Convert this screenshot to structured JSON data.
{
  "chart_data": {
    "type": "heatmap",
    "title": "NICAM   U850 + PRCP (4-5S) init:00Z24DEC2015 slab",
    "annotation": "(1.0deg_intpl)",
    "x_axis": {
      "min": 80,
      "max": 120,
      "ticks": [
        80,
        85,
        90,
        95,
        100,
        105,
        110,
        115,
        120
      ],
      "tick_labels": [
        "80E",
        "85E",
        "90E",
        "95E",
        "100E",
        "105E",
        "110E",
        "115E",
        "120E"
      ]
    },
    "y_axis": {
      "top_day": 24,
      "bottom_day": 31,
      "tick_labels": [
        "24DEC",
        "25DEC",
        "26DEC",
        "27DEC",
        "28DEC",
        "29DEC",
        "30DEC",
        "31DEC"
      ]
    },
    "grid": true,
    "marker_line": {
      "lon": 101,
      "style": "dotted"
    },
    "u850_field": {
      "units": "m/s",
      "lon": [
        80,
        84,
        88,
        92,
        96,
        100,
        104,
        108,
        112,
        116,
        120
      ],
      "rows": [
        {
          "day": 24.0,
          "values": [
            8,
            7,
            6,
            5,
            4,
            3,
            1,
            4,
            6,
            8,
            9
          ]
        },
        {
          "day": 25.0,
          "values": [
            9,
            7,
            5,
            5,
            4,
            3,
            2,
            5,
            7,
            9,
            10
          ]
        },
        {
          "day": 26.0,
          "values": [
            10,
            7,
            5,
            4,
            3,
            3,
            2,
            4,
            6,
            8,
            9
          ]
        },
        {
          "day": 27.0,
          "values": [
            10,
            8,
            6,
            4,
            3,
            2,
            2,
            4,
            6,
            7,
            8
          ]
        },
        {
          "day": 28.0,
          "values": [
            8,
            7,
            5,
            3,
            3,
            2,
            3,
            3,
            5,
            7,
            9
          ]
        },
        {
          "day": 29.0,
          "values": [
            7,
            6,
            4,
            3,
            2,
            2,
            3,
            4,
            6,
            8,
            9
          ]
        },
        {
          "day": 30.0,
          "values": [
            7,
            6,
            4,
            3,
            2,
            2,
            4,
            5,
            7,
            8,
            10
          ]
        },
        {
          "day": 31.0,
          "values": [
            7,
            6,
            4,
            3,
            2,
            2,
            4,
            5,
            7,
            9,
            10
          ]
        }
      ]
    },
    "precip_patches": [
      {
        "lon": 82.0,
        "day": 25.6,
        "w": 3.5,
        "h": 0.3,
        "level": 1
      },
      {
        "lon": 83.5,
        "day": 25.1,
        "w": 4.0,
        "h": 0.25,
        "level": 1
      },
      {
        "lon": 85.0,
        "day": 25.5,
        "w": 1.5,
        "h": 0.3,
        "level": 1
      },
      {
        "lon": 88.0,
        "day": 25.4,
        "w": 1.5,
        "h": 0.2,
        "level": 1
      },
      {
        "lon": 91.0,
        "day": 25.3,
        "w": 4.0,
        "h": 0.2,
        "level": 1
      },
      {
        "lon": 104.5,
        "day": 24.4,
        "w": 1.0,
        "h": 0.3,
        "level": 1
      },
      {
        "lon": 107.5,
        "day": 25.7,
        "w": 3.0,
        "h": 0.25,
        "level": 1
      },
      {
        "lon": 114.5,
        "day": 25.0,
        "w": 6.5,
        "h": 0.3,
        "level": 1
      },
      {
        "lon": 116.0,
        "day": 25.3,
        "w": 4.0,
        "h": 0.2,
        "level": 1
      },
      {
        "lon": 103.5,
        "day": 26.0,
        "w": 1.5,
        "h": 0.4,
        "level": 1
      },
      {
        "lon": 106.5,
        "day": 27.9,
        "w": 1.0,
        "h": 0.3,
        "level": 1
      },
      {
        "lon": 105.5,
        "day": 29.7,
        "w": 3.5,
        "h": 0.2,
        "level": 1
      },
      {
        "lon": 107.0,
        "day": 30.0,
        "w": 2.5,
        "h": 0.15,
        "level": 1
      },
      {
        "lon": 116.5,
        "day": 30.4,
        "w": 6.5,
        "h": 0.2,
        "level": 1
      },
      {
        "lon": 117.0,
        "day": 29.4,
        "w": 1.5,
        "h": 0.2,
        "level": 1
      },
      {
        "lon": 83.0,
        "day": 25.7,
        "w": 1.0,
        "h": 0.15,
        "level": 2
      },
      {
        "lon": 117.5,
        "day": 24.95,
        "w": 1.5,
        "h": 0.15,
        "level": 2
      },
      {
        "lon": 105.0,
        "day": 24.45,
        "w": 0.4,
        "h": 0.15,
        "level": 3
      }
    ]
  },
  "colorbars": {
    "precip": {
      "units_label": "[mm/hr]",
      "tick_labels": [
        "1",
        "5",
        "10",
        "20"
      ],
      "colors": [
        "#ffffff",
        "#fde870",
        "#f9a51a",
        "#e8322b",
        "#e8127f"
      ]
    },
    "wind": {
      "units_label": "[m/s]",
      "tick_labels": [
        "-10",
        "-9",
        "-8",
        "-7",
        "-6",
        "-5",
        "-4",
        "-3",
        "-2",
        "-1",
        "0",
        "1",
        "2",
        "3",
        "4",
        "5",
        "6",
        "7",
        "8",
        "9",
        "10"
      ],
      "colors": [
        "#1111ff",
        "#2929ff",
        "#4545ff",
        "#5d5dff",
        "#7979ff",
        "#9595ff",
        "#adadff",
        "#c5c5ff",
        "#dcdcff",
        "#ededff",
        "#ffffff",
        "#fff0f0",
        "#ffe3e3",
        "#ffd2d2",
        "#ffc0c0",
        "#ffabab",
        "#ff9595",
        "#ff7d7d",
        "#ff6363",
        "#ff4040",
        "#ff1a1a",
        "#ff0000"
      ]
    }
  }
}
■ ■ ■ ■
Task requirements:
Copy the data above in full, character for character.

Response to this exercise:
Convert this screenshot to structured JSON data.
{
  "chart_data": {
    "type": "heatmap",
    "title": "NICAM   U850 + PRCP (4-5S) init:00Z24DEC2015 slab",
    "annotation": "(1.0deg_intpl)",
    "x_axis": {
      "min": 80,
      "max": 120,
      "ticks": [
        80,
        85,
        90,
        95,
        100,
        105,
        110,
        115,
        120
      ],
      "tick_labels": [
        "80E",
        "85E",
        "90E",
        "95E",
        "100E",
        "105E",
        "110E",
        "115E",
        "120E"
      ]
    },
    "y_axis": {
      "top_day": 24,
      "bottom_day": 31,
      "tick_labels": [
        "24DEC",
        "25DEC",
        "26DEC",
        "27DEC",
        "28DEC",
        "29DEC",
        "30DEC",
        "31DEC"
      ]
    },
    "grid": true,
    "marker_line": {
      "lon": 101,
      "style": "dotted"
    },
    "u850_field": {
      "units": "m/s",
      "lon": [
        80,
        84,
        88,
        92,
        96,
        100,
        104,
        108,
        112,
        116,
        120
      ],
      "rows": [
        {
          "day": 24.0,
          "values": [
            8,
            7,
            6,
            5,
            4,
            3,
            1,
            4,
            6,
            8,
            9
          ]
        },
        {
          "day": 25.0,
          "values": [
            9,
            7,
            5,
            5,
            4,
            3,
            2,
            5,
            7,
            9,
            10
          ]
        },
        {
          "day": 26.0,
          "values": [
            10,
            7,
            5,
            4,
            3,
            3,
            2,
            4,
            6,
            8,
            9
          ]
        },
        {
          "day": 27.0,
          "values": [
            10,
            8,
            6,
            4,
            3,
            2,
            2,
            4,
            6,
            7,
            8
          ]
        },
        {
          "day": 28.0,
          "values": [
            8,
            7,
            5,
            3,
            3,
            2,
            3,
            3,
            5,
            7,
            9
          ]
        },
        {
          "day": 29.0,
          "values": [
            7,
            6,
            4,
            3,
            2,
            2,
            3,
            4,
            6,
            8,
            9
          ]
        },
        {
          "day": 30.0,
          "values": [
            7,
            6,
            4,
            3,
            2,
            2,
            4,
            5,
            7,
            8,
            10
          ]
        },
        {
          "day": 31.0,
          "values": [
            7,
            6,
            4,
            3,
            2,
            2,
            4,
            5,
            7,
            9,
            10
          ]
        }
      ]
    },
    "precip_patches": [
      {
        "lon": 82.0,
        "day": 25.6,
        "w": 3.5,
        "h": 0.3,
        "level": 1
      },
      {
        "lon": 83.5,
        "day": 25.1,
        "w": 4.0,
        "h": 0.25,
        "level": 1
      },
      {
        "lon": 85.0,
        "day": 25.5,
        "w": 1.5,
        "h": 0.3,
        "level": 1
      },
      {
        "lon": 88.0,
        "day": 25.4,
        "w": 1.5,
        "h": 0.2,
        "level": 1
      },
      {
        "lon": 91.0,
        "day": 25.3,
        "w": 4.0,
        "h": 0.2,
        "level": 1
      },
      {
        "lon": 104.5,
        "day": 24.4,
        "w": 1.0,
        "h": 0.3,
        "level": 1
      },
      {
        "lon": 107.5,
        "day": 25.7,
        "w": 3.0,
        "h": 0.25,
        "level": 1
      },
      {
        "lon": 114.5,
        "day": 25.0,
        "w": 6.5,
        "h": 0.3,
        "level": 1
      },
      {
        "lon": 116.0,
        "day": 25.3,
        "w": 4.0,
        "h": 0.2,
        "level": 1
      },
      {
        "lon": 103.5,
        "day": 26.0,
        "w": 1.5,
        "h": 0.4,
        "level": 1
      },
      {
        "lon": 106.5,
        "day": 27.9,
        "w": 1.0,
        "h": 0.3,
        "level": 1
      },
      {
        "lon": 105.5,
        "day": 29.7,
        "w": 3.5,
        "h": 0.2,
        "level": 1
      },
      {
        "lon": 107.0,
        "day": 30.0,
        "w": 2.5,
        "h": 0.15,
        "level": 1
      },
      {
        "lon": 116.5,
        "day": 30.4,
        "w": 6.5,
        "h": 0.2,
        "level": 1
      },
      {
        "lon": 117.0,
        "day": 29.4,
        "w": 1.5,
        "h": 0.2,
        "level": 1
      },
      {
        "lon": 83.0,
        "day": 25.7,
        "w": 1.0,
        "h": 0.15,
        "level": 2
      },
      {
        "lon": 117.5,
        "day": 24.95,
        "w": 1.5,
        "h": 0.15,
        "level": 2
      },
      {
        "lon": 105.0,
        "day": 24.45,
        "w": 0.4,
        "h": 0.15,
        "level": 3
      }
    ]
  },
  "colorbars": {
    "precip": {
      "units_label": "[mm/hr]",
      "tick_labels": [
        "1",
        "5",
        "10",
        "20"
      ],
      "colors": [
        "#ffffff",
        "#fde870",
        "#f9a51a",
        "#e8322b",
        "#e8127f"
      ]
    },
    "wind": {
      "units_label": "[m/s]",
      "tick_labels": [
        "-10",
        "-9",
        "-8",
        "-7",
        "-6",
        "-5",
        "-4",
        "-3",
        "-2",
        "-1",
        "0",
        "1",
        "2",
        "3",
        "4",
        "5",
        "6",
        "7",
        "8",
        "9",
        "10"
      ],
      "colors": [
        "#1111ff",
        "#2929ff",
        "#4545ff",
        "#5d5dff",
        "#7979ff",
        "#9595ff",
        "#adadff",
        "#c5c5ff",
        "#dcdcff",
        "#ededff",
        "#ffffff",
        "#fff0f0",
        "#ffe3e3",
        "#ffd2d2",
        "#ffc0c0",
        "#ffabab",
        "#ff9595",
        "#ff7d7d",
        "#ff6363",
        "#ff4040",
        "#ff1a1a",
        "#ff0000"
      ]
    }
  }
}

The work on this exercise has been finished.